Extract the full set of records, then give each one again exactly.

Records contained in a dataset:
START
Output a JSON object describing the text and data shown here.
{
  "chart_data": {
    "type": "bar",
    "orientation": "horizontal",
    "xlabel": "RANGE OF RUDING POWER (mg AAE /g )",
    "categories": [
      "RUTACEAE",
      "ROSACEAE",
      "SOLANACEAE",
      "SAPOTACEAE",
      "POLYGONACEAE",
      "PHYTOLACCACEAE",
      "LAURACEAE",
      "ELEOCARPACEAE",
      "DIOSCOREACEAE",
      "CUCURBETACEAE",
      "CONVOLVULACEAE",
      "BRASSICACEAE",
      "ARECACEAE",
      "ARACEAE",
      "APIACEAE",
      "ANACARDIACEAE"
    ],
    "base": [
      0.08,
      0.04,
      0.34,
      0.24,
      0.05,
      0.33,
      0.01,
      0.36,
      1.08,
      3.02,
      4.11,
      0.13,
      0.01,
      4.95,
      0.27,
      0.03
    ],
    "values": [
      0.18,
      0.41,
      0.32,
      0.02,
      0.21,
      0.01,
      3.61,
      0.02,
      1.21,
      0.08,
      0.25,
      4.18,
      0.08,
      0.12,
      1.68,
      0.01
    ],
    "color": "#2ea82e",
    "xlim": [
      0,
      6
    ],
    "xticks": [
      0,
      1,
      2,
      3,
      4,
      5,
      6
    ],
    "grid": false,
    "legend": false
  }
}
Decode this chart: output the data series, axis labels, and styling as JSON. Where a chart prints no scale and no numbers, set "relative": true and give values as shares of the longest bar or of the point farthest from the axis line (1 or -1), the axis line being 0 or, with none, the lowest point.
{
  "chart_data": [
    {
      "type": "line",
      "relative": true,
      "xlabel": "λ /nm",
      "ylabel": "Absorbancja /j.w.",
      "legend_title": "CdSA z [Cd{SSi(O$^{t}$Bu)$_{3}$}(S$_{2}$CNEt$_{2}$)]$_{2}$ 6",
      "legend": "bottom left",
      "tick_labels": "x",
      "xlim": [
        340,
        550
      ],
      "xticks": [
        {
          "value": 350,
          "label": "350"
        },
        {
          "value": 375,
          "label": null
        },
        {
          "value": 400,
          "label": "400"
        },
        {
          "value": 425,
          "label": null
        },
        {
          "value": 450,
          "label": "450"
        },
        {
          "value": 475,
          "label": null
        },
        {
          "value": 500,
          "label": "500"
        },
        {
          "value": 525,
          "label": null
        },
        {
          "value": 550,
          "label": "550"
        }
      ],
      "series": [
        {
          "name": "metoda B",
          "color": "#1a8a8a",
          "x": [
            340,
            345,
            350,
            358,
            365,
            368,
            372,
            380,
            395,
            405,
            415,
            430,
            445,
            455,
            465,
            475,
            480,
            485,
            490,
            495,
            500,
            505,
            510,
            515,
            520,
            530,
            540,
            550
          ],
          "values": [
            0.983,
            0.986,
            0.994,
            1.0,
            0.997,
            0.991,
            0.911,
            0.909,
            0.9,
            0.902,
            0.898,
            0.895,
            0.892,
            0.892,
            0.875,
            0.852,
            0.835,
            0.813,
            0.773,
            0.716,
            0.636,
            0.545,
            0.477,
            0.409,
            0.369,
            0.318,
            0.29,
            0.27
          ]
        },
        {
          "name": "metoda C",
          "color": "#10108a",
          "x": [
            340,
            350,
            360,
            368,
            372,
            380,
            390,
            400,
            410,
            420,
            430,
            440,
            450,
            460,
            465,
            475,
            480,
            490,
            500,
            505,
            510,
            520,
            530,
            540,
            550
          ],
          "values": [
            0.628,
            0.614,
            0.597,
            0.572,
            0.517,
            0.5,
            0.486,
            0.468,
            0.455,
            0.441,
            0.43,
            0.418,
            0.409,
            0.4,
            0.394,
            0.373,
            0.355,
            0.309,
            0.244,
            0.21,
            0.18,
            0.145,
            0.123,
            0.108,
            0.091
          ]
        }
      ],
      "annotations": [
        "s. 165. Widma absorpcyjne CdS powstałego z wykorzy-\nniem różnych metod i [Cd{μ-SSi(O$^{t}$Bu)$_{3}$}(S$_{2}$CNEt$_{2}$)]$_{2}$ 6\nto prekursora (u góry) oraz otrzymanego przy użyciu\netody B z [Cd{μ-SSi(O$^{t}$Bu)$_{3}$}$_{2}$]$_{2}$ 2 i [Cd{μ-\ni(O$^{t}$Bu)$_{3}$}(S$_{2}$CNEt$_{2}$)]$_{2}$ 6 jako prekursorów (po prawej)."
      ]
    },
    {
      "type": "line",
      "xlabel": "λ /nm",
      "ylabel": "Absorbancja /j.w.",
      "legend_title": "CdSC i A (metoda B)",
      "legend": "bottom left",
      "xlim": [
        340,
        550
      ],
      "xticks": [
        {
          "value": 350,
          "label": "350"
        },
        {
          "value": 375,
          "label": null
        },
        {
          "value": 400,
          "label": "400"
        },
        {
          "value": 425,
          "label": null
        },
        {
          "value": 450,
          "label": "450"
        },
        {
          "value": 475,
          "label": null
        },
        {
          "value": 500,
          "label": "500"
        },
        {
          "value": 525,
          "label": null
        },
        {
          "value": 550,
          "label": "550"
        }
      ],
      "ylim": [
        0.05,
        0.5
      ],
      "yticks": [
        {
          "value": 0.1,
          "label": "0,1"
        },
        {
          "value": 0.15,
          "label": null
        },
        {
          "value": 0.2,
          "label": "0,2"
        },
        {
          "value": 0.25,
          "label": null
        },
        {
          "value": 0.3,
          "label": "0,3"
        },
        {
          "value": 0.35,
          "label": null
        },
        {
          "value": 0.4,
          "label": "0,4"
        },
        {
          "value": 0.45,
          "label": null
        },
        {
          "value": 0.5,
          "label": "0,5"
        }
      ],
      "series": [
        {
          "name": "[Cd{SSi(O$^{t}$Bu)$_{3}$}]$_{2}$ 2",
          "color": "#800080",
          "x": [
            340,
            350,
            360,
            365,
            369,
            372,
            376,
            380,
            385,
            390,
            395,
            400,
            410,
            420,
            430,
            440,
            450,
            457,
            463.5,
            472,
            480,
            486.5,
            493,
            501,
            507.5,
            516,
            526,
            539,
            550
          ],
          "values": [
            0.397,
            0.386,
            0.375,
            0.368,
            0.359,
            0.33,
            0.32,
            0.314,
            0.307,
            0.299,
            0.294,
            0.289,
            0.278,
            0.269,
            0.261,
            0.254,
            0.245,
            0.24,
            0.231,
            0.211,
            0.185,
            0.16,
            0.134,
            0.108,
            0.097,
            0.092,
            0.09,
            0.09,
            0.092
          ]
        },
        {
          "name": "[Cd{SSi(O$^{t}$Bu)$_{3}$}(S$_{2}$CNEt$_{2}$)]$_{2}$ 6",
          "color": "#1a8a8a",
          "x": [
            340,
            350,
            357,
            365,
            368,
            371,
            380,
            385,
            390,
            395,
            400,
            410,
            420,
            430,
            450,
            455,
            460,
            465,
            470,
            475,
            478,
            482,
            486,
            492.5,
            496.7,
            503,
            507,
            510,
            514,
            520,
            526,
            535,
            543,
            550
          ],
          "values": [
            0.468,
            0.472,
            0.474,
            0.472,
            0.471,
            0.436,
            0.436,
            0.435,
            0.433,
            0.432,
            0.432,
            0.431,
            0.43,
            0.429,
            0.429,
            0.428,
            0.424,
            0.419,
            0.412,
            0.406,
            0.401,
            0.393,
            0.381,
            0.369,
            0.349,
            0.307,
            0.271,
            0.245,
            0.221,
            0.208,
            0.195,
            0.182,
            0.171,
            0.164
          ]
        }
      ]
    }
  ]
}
END
[Final result]:
Output a JSON object describing the text and data shown here.
{
  "chart_data": {
    "type": "bar",
    "orientation": "horizontal",
    "xlabel": "RANGE OF RUDING POWER (mg AAE /g )",
    "categories": [
      "RUTACEAE",
      "ROSACEAE",
      "SOLANACEAE",
      "SAPOTACEAE",
      "POLYGONACEAE",
      "PHYTOLACCACEAE",
      "LAURACEAE",
      "ELEOCARPACEAE",
      "DIOSCOREACEAE",
      "CUCURBETACEAE",
      "CONVOLVULACEAE",
      "BRASSICACEAE",
      "ARECACEAE",
      "ARACEAE",
      "APIACEAE",
      "ANACARDIACEAE"
    ],
    "base": [
      0.08,
      0.04,
      0.34,
      0.24,
      0.05,
      0.33,
      0.01,
      0.36,
      1.08,
      3.02,
      4.11,
      0.13,
      0.01,
      4.95,
      0.27,
      0.03
    ],
    "values": [
      0.18,
      0.41,
      0.32,
      0.02,
      0.21,
      0.01,
      3.61,
      0.02,
      1.21,
      0.08,
      0.25,
      4.18,
      0.08,
      0.12,
      1.68,
      0.01
    ],
    "color": "#2ea82e",
    "xlim": [
      0,
      6
    ],
    "xticks": [
      0,
      1,
      2,
      3,
      4,
      5,
      6
    ],
    "grid": false,
    "legend": false
  }
}
Decode this chart: output the data series, axis labels, and styling as JSON. Where a chart prints no scale and no numbers, set "relative": true and give values as shares of the longest bar or of the point farthest from the axis line (1 or -1), the axis line being 0 or, with none, the lowest point.
{
  "chart_data": [
    {
      "type": "line",
      "relative": true,
      "xlabel": "λ /nm",
      "ylabel": "Absorbancja /j.w.",
      "legend_title": "CdSA z [Cd{SSi(O$^{t}$Bu)$_{3}$}(S$_{2}$CNEt$_{2}$)]$_{2}$ 6",
      "legend": "bottom left",
      "tick_labels": "x",
      "xlim": [
        340,
        550
      ],
      "xticks": [
        {
          "value": 350,
          "label": "350"
        },
        {
          "value": 375,
          "label": null
        },
        {
          "value": 400,
          "label": "400"
        },
        {
          "value": 425,
          "label": null
        },
        {
          "value": 450,
          "label": "450"
        },
        {
          "value": 475,
          "label": null
        },
        {
          "value": 500,
          "label": "500"
        },
        {
          "value": 525,
          "label": null
        },
        {
          "value": 550,
          "label": "550"
        }
      ],
      "series": [
        {
          "name": "metoda B",
          "color": "#1a8a8a",
          "x": [
            340,
            345,
            350,
            358,
            365,
            368,
            372,
            380,
            395,
            405,
            415,
            430,
            445,
            455,
            465,
            475,
            480,
            485,
            490,
            495,
            500,
            505,
            510,
            515,
            520,
            530,
            540,
            550
          ],
          "values": [
            0.983,
            0.986,
            0.994,
            1.0,
            0.997,
            0.991,
            0.911,
            0.909,
            0.9,
            0.902,
            0.898,
            0.895,
            0.892,
            0.892,
            0.875,
            0.852,
            0.835,
            0.813,
            0.773,
            0.716,
            0.636,
            0.545,
            0.477,
            0.409,
            0.369,
            0.318,
            0.29,
            0.27
          ]
        },
        {
          "name": "metoda C",
          "color": "#10108a",
          "x": [
            340,
            350,
            360,
            368,
            372,
            380,
            390,
            400,
            410,
            420,
            430,
            440,
            450,
            460,
            465,
            475,
            480,
            490,
            500,
            505,
            510,
            520,
            530,
            540,
            550
          ],
          "values": [
            0.628,
            0.614,
            0.597,
            0.572,
            0.517,
            0.5,
            0.486,
            0.468,
            0.455,
            0.441,
            0.43,
            0.418,
            0.409,
            0.4,
            0.394,
            0.373,
            0.355,
            0.309,
            0.244,
            0.21,
            0.18,
            0.145,
            0.123,
            0.108,
            0.091
          ]
        }
      ],
      "annotations": [
        "s. 165. Widma absorpcyjne CdS powstałego z wykorzy-\nniem różnych metod i [Cd{μ-SSi(O$^{t}$Bu)$_{3}$}(S$_{2}$CNEt$_{2}$)]$_{2}$ 6\nto prekursora (u góry) oraz otrzymanego przy użyciu\netody B z [Cd{μ-SSi(O$^{t}$Bu)$_{3}$}$_{2}$]$_{2}$ 2 i [Cd{μ-\ni(O$^{t}$Bu)$_{3}$}(S$_{2}$CNEt$_{2}$)]$_{2}$ 6 jako prekursorów (po prawej)."
      ]
    },
    {
      "type": "line",
      "xlabel": "λ /nm",
      "ylabel": "Absorbancja /j.w.",
      "legend_title": "CdSC i A (metoda B)",
      "legend": "bottom left",
      "xlim": [
        340,
        550
      ],
      "xticks": [
        {
          "value": 350,
          "label": "350"
        },
        {
          "value": 375,
          "label": null
        },
        {
          "value": 400,
          "label": "400"
        },
        {
          "value": 425,
          "label": null
        },
        {
          "value": 450,
          "label": "450"
        },
        {
          "value": 475,
          "label": null
        },
        {
          "value": 500,
          "label": "500"
        },
        {
          "value": 525,
          "label": null
        },
        {
          "value": 550,
          "label": "550"
        }
      ],
      "ylim": [
        0.05,
        0.5
      ],
      "yticks": [
        {
          "value": 0.1,
          "label": "0,1"
        },
        {
          "value": 0.15,
          "label": null
        },
        {
          "value": 0.2,
          "label": "0,2"
        },
        {
          "value": 0.25,
          "label": null
        },
        {
          "value": 0.3,
          "label": "0,3"
        },
        {
          "value": 0.35,
          "label": null
        },
        {
          "value": 0.4,
          "label": "0,4"
        },
        {
          "value": 0.45,
          "label": null
        },
        {
          "value": 0.5,
          "label": "0,5"
        }
      ],
      "series": [
        {
          "name": "[Cd{SSi(O$^{t}$Bu)$_{3}$}]$_{2}$ 2",
          "color": "#800080",
          "x": [
            340,
            350,
            360,
            365,
            369,
            372,
            376,
            380,
            385,
            390,
            395,
            400,
            410,
            420,
            430,
            440,
            450,
            457,
            463.5,
            472,
            480,
            486.5,
            493,
            501,
            507.5,
            516,
            526,
            539,
            550
          ],
          "values": [
            0.397,
            0.386,
            0.375,
            0.368,
            0.359,
            0.33,
            0.32,
            0.314,
            0.307,
            0.299,
            0.294,
            0.289,
            0.278,
            0.269,
            0.261,
            0.254,
            0.245,
            0.24,
            0.231,
            0.211,
            0.185,
            0.16,
            0.134,
            0.108,
            0.097,
            0.092,
            0.09,
            0.09,
            0.092
          ]
        },
        {
          "name": "[Cd{SSi(O$^{t}$Bu)$_{3}$}(S$_{2}$CNEt$_{2}$)]$_{2}$ 6",
          "color": "#1a8a8a",
          "x": [
            340,
            350,
            357,
            365,
            368,
            371,
            380,
            385,
            390,
            395,
            400,
            410,
            420,
            430,
            450,
            455,
            460,
            465,
            470,
            475,
            478,
            482,
            486,
            492.5,
            496.7,
            503,
            507,
            510,
            514,
            520,
            526,
            535,
            543,
            550
          ],
          "values": [
            0.468,
            0.472,
            0.474,
            0.472,
            0.471,
            0.436,
            0.436,
            0.435,
            0.433,
            0.432,
            0.432,
            0.431,
            0.43,
            0.429,
            0.429,
            0.428,
            0.424,
            0.419,
            0.412,
            0.406,
            0.401,
            0.393,
            0.381,
            0.369,
            0.349,
            0.307,
            0.271,
            0.245,
            0.221,
            0.208,
            0.195,
            0.182,
            0.171,
            0.164
          ]
        }
      ]
    }
  ]
}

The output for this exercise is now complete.